• _WORK TO BE COMPLETED_
Make an exact copy of the records, dropping all pictures.

-- START OF RECORDS TO PROCESS --

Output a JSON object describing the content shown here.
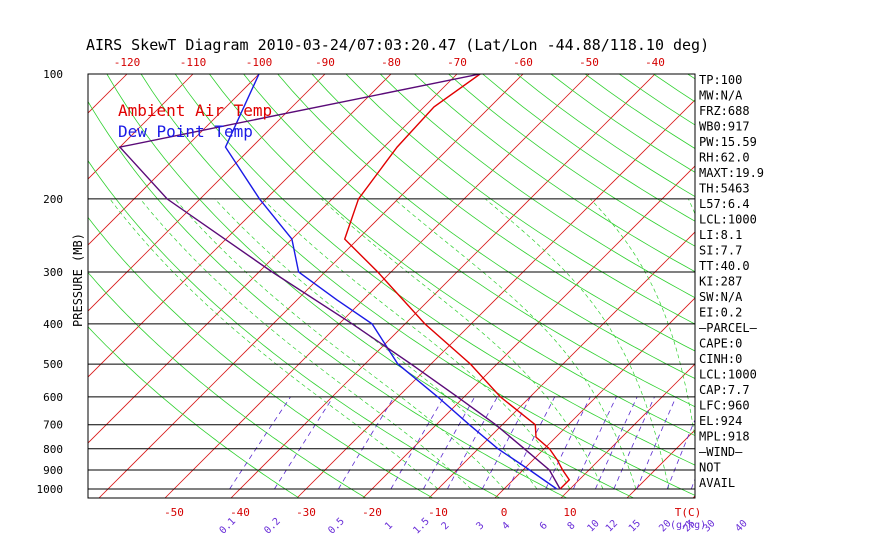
{
  "title": "AIRS SkewT Diagram 2010-03-24/07:03:20.47 (Lat/Lon -44.88/118.10 deg)",
  "chart_data": {
    "type": "line",
    "ylabel": "PRESSURE (MB)",
    "pressure_ticks": [
      100,
      200,
      300,
      400,
      500,
      600,
      700,
      800,
      900,
      1000
    ],
    "top_temp_ticks": [
      -120,
      -110,
      -100,
      -90,
      -80,
      -70,
      -60,
      -50,
      -40
    ],
    "bottom_temp_ticks": [
      -50,
      -40,
      -30,
      -20,
      -10,
      0,
      10
    ],
    "bottom_temp_unit": "T(C)",
    "mixing_ratio_ticks": [
      "0.1",
      "0.2",
      "0.5",
      "1",
      "1.5",
      "2",
      "3",
      "4",
      "6",
      "8",
      "10",
      "12",
      "15",
      "20",
      "25",
      "30",
      "40"
    ],
    "mixing_ratio_unit": "(g/kg)",
    "series": [
      {
        "name": "Ambient Air Temp",
        "color": "#e00000",
        "points": [
          {
            "p": 1000,
            "t": 8.5
          },
          {
            "p": 950,
            "t": 8.5
          },
          {
            "p": 900,
            "t": 6.0
          },
          {
            "p": 850,
            "t": 3.6
          },
          {
            "p": 800,
            "t": 0.8
          },
          {
            "p": 750,
            "t": -3.0
          },
          {
            "p": 700,
            "t": -5.0
          },
          {
            "p": 600,
            "t": -14.5
          },
          {
            "p": 500,
            "t": -24.0
          },
          {
            "p": 400,
            "t": -37.0
          },
          {
            "p": 300,
            "t": -52.0
          },
          {
            "p": 250,
            "t": -62.0
          },
          {
            "p": 200,
            "t": -66.0
          },
          {
            "p": 150,
            "t": -68.0
          },
          {
            "p": 120,
            "t": -68.5
          },
          {
            "p": 100,
            "t": -66.5
          }
        ]
      },
      {
        "name": "Dew Point Temp",
        "color": "#1a1ae6",
        "points": [
          {
            "p": 1000,
            "t": 8.0
          },
          {
            "p": 900,
            "t": 1.0
          },
          {
            "p": 800,
            "t": -7.0
          },
          {
            "p": 700,
            "t": -15.0
          },
          {
            "p": 600,
            "t": -24.0
          },
          {
            "p": 500,
            "t": -35.0
          },
          {
            "p": 400,
            "t": -45.0
          },
          {
            "p": 350,
            "t": -54.0
          },
          {
            "p": 300,
            "t": -64.0
          },
          {
            "p": 250,
            "t": -70.0
          },
          {
            "p": 200,
            "t": -81.0
          },
          {
            "p": 150,
            "t": -94.0
          },
          {
            "p": 100,
            "t": -100.0
          }
        ]
      },
      {
        "name": "parcel",
        "color": "#5a0a78",
        "points": [
          {
            "p": 1000,
            "t": 8.5
          },
          {
            "p": 900,
            "t": 4.0
          },
          {
            "p": 800,
            "t": -3.0
          },
          {
            "p": 700,
            "t": -11.0
          },
          {
            "p": 600,
            "t": -21.0
          },
          {
            "p": 500,
            "t": -33.0
          },
          {
            "p": 400,
            "t": -48.0
          },
          {
            "p": 300,
            "t": -68.0
          },
          {
            "p": 200,
            "t": -95.0
          },
          {
            "p": 150,
            "t": -110.0
          },
          {
            "p": 100,
            "t": -66.5
          }
        ]
      }
    ],
    "indices": [
      "TP:100",
      "MW:N/A",
      "FRZ:688",
      "WB0:917",
      "PW:15.59",
      "RH:62.0",
      "MAXT:19.9",
      "TH:5463",
      "L57:6.4",
      "LCL:1000",
      "LI:8.1",
      "SI:7.7",
      "TT:40.0",
      "KI:287",
      "SW:N/A",
      "EI:0.2",
      "—PARCEL—",
      "CAPE:0",
      "CINH:0",
      "LCL:1000",
      "CAP:7.7",
      "LFC:960",
      "EL:924",
      "MPL:918",
      "—WIND—",
      "NOT",
      "AVAIL"
    ]
  }
}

-- END OF RECORDS TO PROCESS --

• _COMPLETE RESPONSE_
Output a JSON object describing the content shown here.
{
  "title": "AIRS SkewT Diagram 2010-03-24/07:03:20.47 (Lat/Lon -44.88/118.10 deg)",
  "chart_data": {
    "type": "line",
    "ylabel": "PRESSURE (MB)",
    "pressure_ticks": [
      100,
      200,
      300,
      400,
      500,
      600,
      700,
      800,
      900,
      1000
    ],
    "top_temp_ticks": [
      -120,
      -110,
      -100,
      -90,
      -80,
      -70,
      -60,
      -50,
      -40
    ],
    "bottom_temp_ticks": [
      -50,
      -40,
      -30,
      -20,
      -10,
      0,
      10
    ],
    "bottom_temp_unit": "T(C)",
    "mixing_ratio_ticks": [
      "0.1",
      "0.2",
      "0.5",
      "1",
      "1.5",
      "2",
      "3",
      "4",
      "6",
      "8",
      "10",
      "12",
      "15",
      "20",
      "25",
      "30",
      "40"
    ],
    "mixing_ratio_unit": "(g/kg)",
    "series": [
      {
        "name": "Ambient Air Temp",
        "color": "#e00000",
        "points": [
          {
            "p": 1000,
            "t": 8.5
          },
          {
            "p": 950,
            "t": 8.5
          },
          {
            "p": 900,
            "t": 6.0
          },
          {
            "p": 850,
            "t": 3.6
          },
          {
            "p": 800,
            "t": 0.8
          },
          {
            "p": 750,
            "t": -3.0
          },
          {
            "p": 700,
            "t": -5.0
          },
          {
            "p": 600,
            "t": -14.5
          },
          {
            "p": 500,
            "t": -24.0
          },
          {
            "p": 400,
            "t": -37.0
          },
          {
            "p": 300,
            "t": -52.0
          },
          {
            "p": 250,
            "t": -62.0
          },
          {
            "p": 200,
            "t": -66.0
          },
          {
            "p": 150,
            "t": -68.0
          },
          {
            "p": 120,
            "t": -68.5
          },
          {
            "p": 100,
            "t": -66.5
          }
        ]
      },
      {
        "name": "Dew Point Temp",
        "color": "#1a1ae6",
        "points": [
          {
            "p": 1000,
            "t": 8.0
          },
          {
            "p": 900,
            "t": 1.0
          },
          {
            "p": 800,
            "t": -7.0
          },
          {
            "p": 700,
            "t": -15.0
          },
          {
            "p": 600,
            "t": -24.0
          },
          {
            "p": 500,
            "t": -35.0
          },
          {
            "p": 400,
            "t": -45.0
          },
          {
            "p": 350,
            "t": -54.0
          },
          {
            "p": 300,
            "t": -64.0
          },
          {
            "p": 250,
            "t": -70.0
          },
          {
            "p": 200,
            "t": -81.0
          },
          {
            "p": 150,
            "t": -94.0
          },
          {
            "p": 100,
            "t": -100.0
          }
        ]
      },
      {
        "name": "parcel",
        "color": "#5a0a78",
        "points": [
          {
            "p": 1000,
            "t": 8.5
          },
          {
            "p": 900,
            "t": 4.0
          },
          {
            "p": 800,
            "t": -3.0
          },
          {
            "p": 700,
            "t": -11.0
          },
          {
            "p": 600,
            "t": -21.0
          },
          {
            "p": 500,
            "t": -33.0
          },
          {
            "p": 400,
            "t": -48.0
          },
          {
            "p": 300,
            "t": -68.0
          },
          {
            "p": 200,
            "t": -95.0
          },
          {
            "p": 150,
            "t": -110.0
          },
          {
            "p": 100,
            "t": -66.5
          }
        ]
      }
    ],
    "indices": [
      "TP:100",
      "MW:N/A",
      "FRZ:688",
      "WB0:917",
      "PW:15.59",
      "RH:62.0",
      "MAXT:19.9",
      "TH:5463",
      "L57:6.4",
      "LCL:1000",
      "LI:8.1",
      "SI:7.7",
      "TT:40.0",
      "KI:287",
      "SW:N/A",
      "EI:0.2",
      "—PARCEL—",
      "CAPE:0",
      "CINH:0",
      "LCL:1000",
      "CAP:7.7",
      "LFC:960",
      "EL:924",
      "MPL:918",
      "—WIND—",
      "NOT",
      "AVAIL"
    ]
  }
}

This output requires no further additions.